◆ What you should do ◆
Extract all lines that hold "yang" from the records below.

◆ Data provided ◆

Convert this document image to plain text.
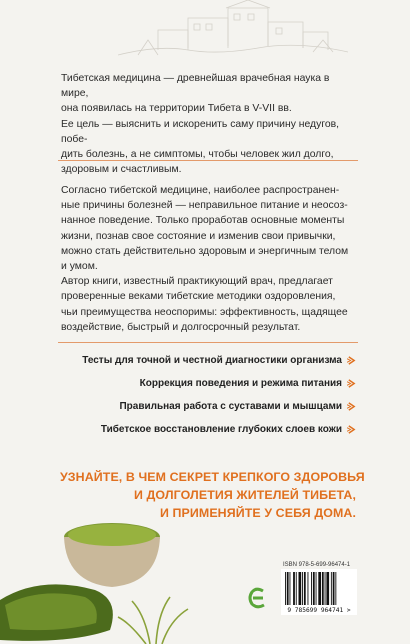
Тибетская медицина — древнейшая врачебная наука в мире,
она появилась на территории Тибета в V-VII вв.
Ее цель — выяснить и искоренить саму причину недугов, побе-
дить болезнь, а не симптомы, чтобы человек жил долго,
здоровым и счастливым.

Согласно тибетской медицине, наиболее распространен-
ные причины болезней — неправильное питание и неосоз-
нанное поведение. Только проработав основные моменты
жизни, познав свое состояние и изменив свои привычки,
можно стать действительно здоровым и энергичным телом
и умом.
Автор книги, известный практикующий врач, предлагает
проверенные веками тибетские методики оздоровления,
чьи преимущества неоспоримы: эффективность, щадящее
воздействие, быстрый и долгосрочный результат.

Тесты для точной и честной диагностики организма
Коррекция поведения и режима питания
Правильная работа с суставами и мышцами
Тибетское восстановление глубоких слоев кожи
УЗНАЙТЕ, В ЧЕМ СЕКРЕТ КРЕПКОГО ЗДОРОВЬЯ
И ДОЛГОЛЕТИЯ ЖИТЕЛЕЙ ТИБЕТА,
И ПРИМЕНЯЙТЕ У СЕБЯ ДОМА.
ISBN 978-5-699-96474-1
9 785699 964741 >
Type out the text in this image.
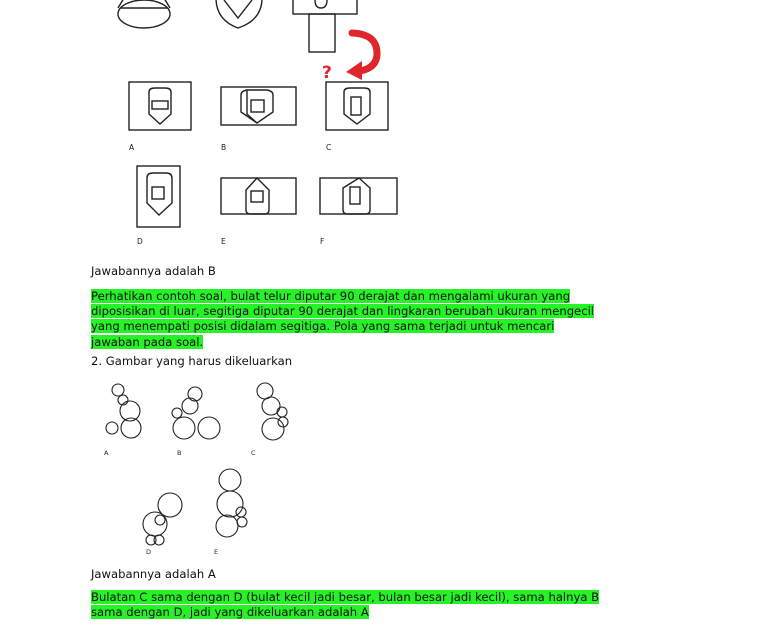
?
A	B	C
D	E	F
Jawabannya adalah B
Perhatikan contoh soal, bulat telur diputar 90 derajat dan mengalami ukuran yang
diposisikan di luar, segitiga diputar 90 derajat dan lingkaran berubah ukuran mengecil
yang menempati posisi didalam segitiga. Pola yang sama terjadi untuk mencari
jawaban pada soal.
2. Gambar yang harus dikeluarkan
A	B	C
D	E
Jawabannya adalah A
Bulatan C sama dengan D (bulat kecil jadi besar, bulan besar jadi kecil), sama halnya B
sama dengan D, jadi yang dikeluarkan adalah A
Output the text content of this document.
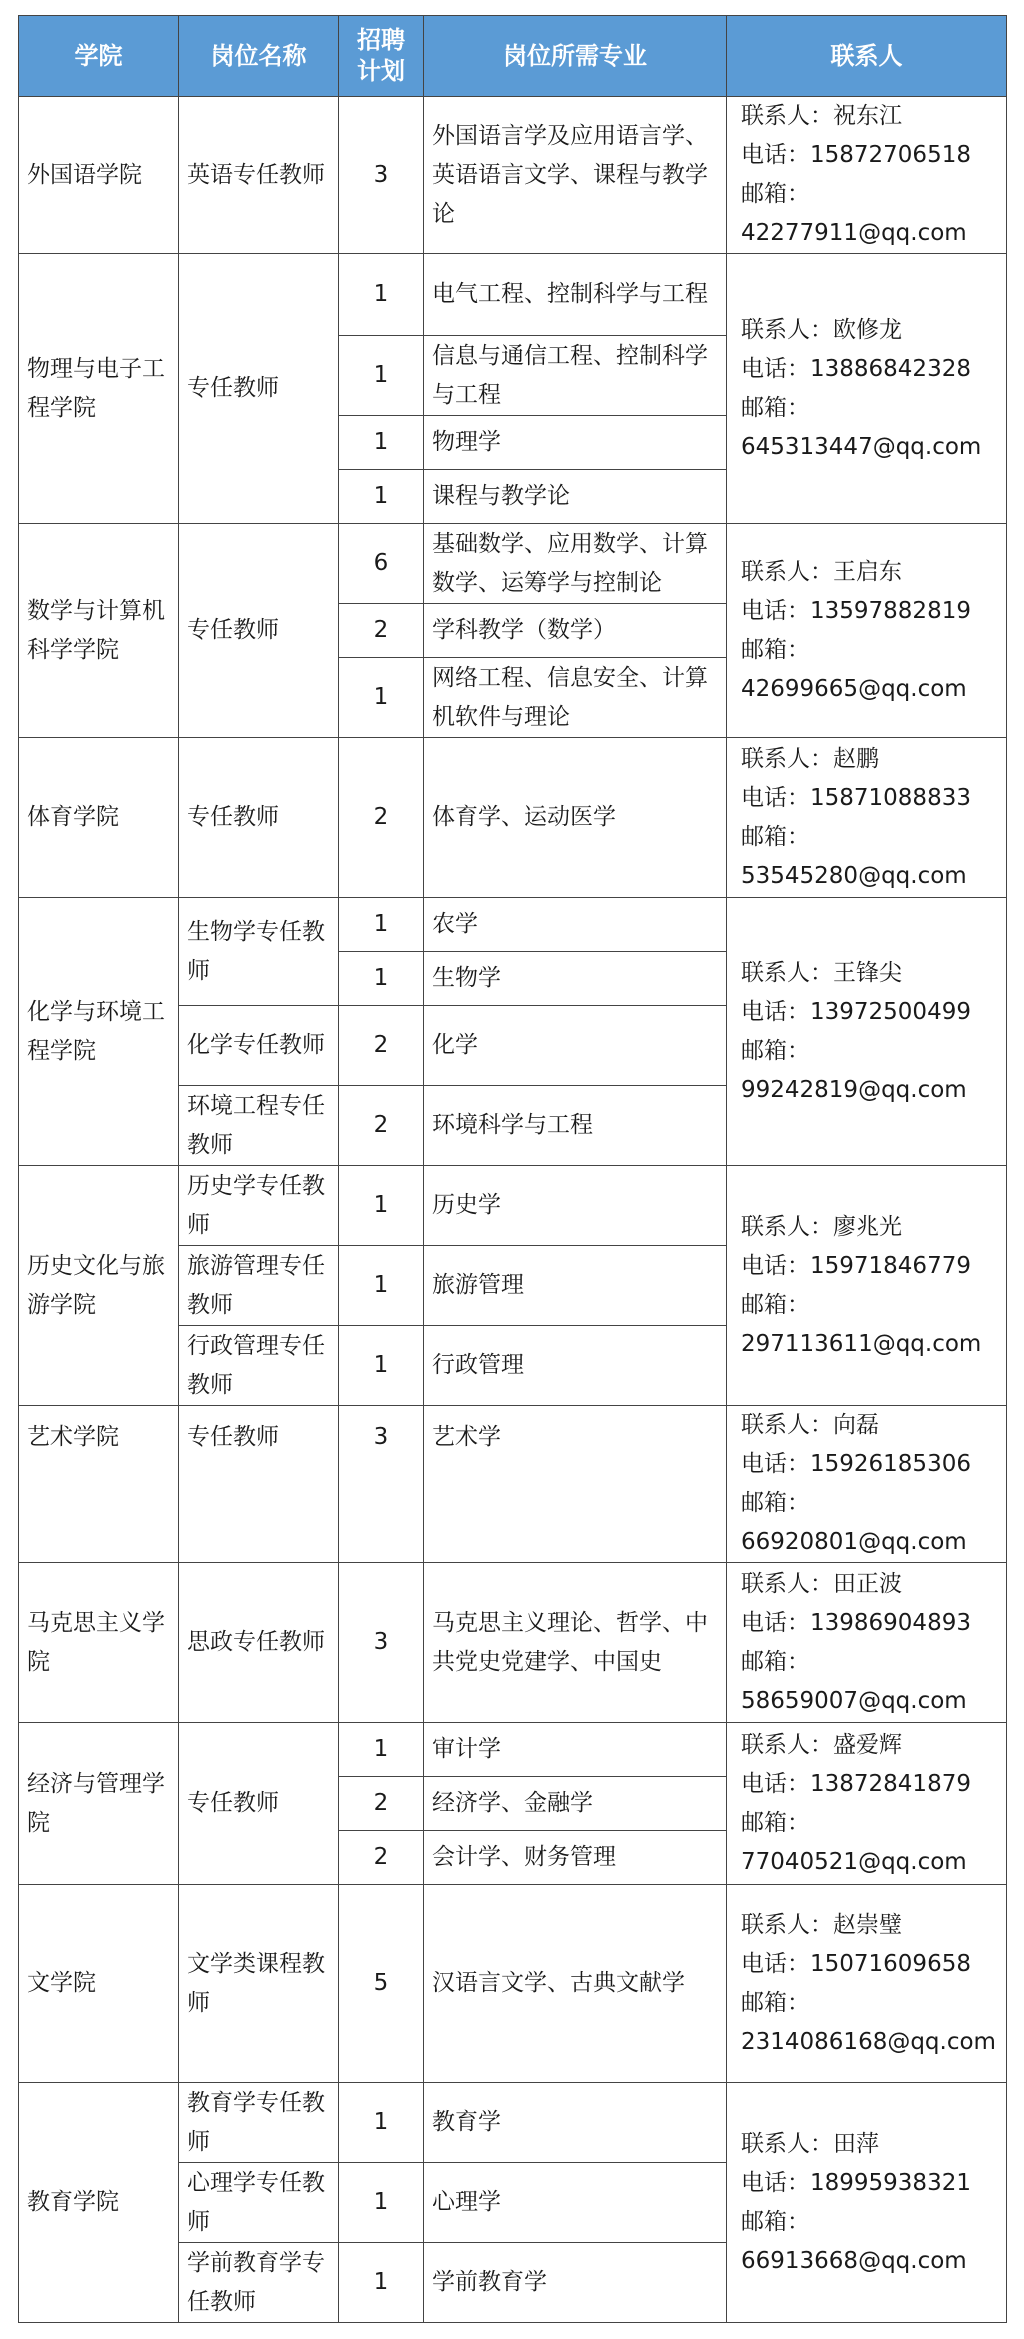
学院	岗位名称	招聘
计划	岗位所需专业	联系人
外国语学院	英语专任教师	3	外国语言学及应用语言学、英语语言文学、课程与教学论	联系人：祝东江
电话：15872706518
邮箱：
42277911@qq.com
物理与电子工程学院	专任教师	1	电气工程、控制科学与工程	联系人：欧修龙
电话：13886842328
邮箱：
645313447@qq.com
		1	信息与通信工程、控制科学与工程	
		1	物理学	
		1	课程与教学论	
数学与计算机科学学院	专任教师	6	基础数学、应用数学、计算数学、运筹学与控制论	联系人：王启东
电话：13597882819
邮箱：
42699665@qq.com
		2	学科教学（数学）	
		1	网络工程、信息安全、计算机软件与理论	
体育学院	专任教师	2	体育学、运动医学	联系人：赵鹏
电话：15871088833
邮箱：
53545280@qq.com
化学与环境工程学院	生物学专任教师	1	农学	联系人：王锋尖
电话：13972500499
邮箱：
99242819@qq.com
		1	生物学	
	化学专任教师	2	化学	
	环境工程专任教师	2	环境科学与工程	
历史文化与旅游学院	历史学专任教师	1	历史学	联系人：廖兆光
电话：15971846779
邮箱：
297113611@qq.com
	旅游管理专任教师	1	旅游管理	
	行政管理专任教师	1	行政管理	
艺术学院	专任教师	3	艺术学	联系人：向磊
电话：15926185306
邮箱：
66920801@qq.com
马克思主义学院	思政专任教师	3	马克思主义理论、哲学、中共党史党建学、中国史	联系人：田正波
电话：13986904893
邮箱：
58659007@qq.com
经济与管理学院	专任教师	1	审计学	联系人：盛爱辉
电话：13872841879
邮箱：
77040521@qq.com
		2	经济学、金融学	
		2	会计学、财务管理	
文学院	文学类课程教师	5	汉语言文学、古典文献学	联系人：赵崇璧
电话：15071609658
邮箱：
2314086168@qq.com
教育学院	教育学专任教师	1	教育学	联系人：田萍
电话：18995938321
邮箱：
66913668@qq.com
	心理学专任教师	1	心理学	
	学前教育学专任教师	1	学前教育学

◆ Response below ◆
Perhatikan contoh soal, bulat telur diputar 90 derajat dan mengalami ukuran yang
yang menempati posisi didalam segitiga. Pola yang sama terjadi untuk mencari
2. Gambar yang harus dikeluarkan
sama dengan D, jadi yang dikeluarkan adalah A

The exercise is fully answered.